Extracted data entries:
══════

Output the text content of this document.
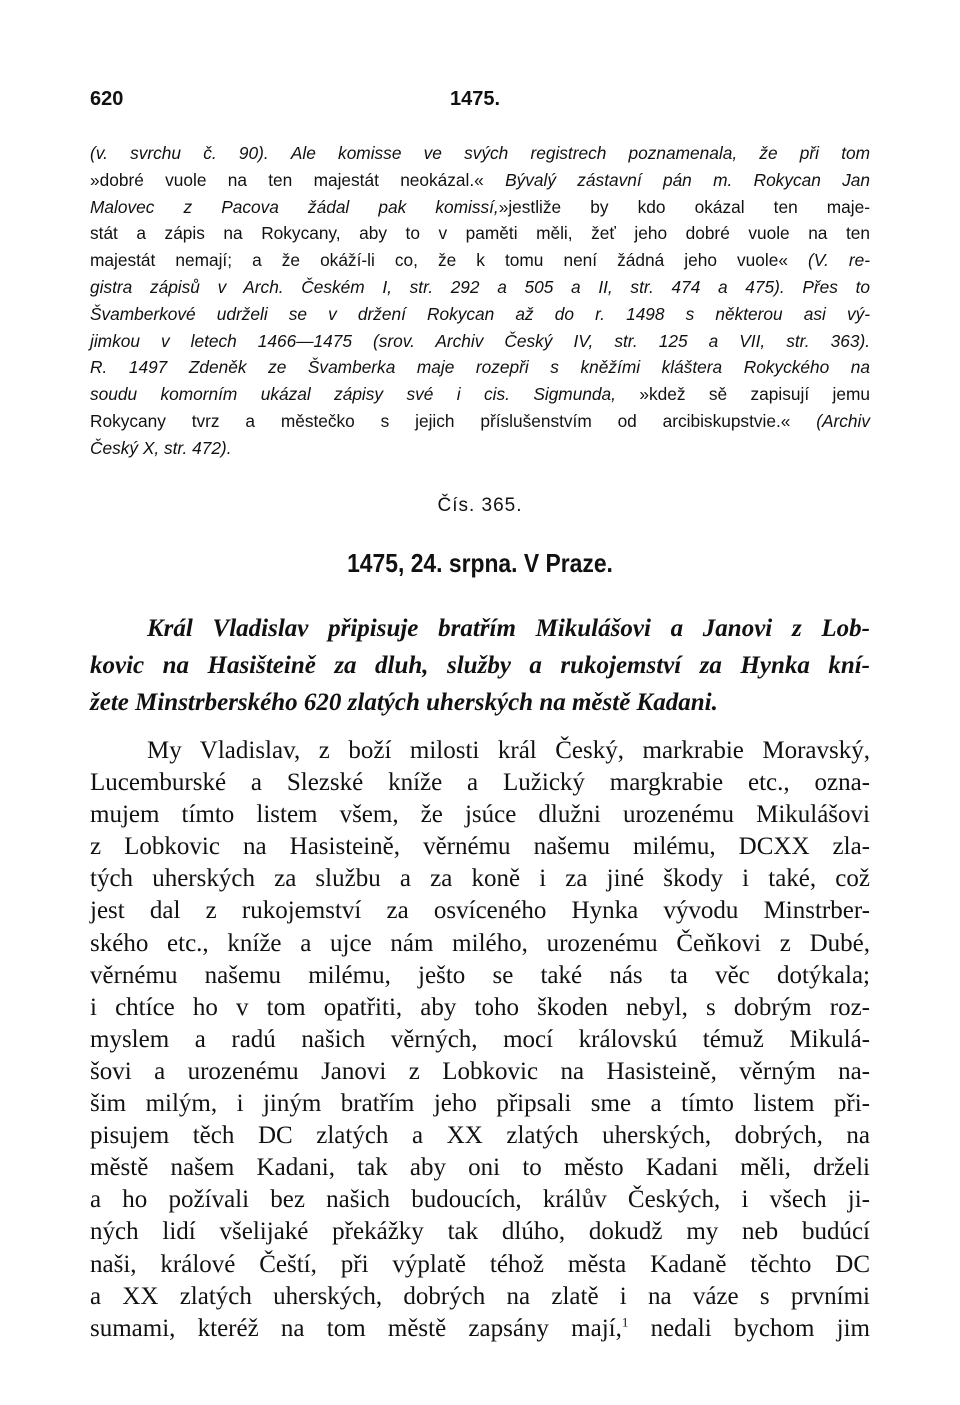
620	1475.
(v. svrchu č. 90). Ale komisse ve svých registrech poznamenala, že při tom
»dobré vuole na ten majestát neokázal.« Bývalý zástavní pán m. Rokycan Jan
Malovec z Pacova žádal pak komissí,»jestliže by kdo okázal ten maje-
stát a zápis na Rokycany, aby to v paměti měli, žeť jeho dobré vuole na ten
majestát nemají; a že okáží-li co, že k tomu není žádná jeho vuole« (V. re-
gistra zápisů v Arch. Českém I, str. 292 a 505 a II, str. 474 a 475). Přes to
Švamberkové udrželi se v držení Rokycan až do r. 1498 s některou asi vý-
jimkou v letech 1466—1475 (srov. Archiv Český IV, str. 125 a VII, str. 363).
R. 1497 Zdeněk ze Švamberka maje rozepři s kněžími kláštera Rokyckého na
soudu komorním ukázal zápisy své i cis. Sigmunda, »kdež sě zapisují jemu
Rokycany tvrz a městečko s jejich příslušenstvím od arcibiskupstvie.« (Archiv
Český X, str. 472).
Čís. 365.
1475, 24. srpna. V Praze.
Král Vladislav připisuje bratřím Mikulášovi a Janovi z Lob-
kovic na Hasišteině za dluh, služby a rukojemství za Hynka kní-
žete Minstrberského 620 zlatých uherských na městě Kadani.
My Vladislav, z boží milosti král Český, markrabie Moravský,
Lucemburské a Slezské kníže a Lužický margkrabie etc., ozna-
mujem tímto listem všem, že jsúce dlužni urozenému Mikulášovi
z Lobkovic na Hasisteině, věrnému našemu milému, DCXX zla-
tých uherských za službu a za koně i za jiné škody i také, což
jest dal z rukojemství za osvíceného Hynka vývodu Minstrber-
ského etc., kníže a ujce nám milého, urozenému Čeňkovi z Dubé,
věrnému našemu milému, ješto se také nás ta věc dotýkala;
i chtíce ho v tom opatřiti, aby toho škoden nebyl, s dobrým roz-
myslem a radú našich věrných, mocí královskú témuž Mikulá-
šovi a urozenému Janovi z Lobkovic na Hasisteině, věrným na-
šim milým, i jiným bratřím jeho připsali sme a tímto listem při-
pisujem těch DC zlatých a XX zlatých uherských, dobrých, na
městě našem Kadani, tak aby oni to město Kadani měli, drželi
a ho požívali bez našich budoucích, králův Českých, i všech ji-
ných lidí všelijaké překážky tak dlúho, dokudž my neb budúcí
naši, králové Čeští, při výplatě téhož města Kadaně těchto DC
a XX zlatých uherských, dobrých na zlatě i na váze s prvními
sumami, kteréž na tom městě zapsány mají,$^1$ nedali bychom jim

══════

- _Task description_: Track down every line of the material containing the string "milému", and copy it.

- _Correct result_:
z Lobkovic na Hasisteině, věrnému našemu milému, DCXX zla-
věrnému našemu milému, ješto se také nás ta věc dotýkala;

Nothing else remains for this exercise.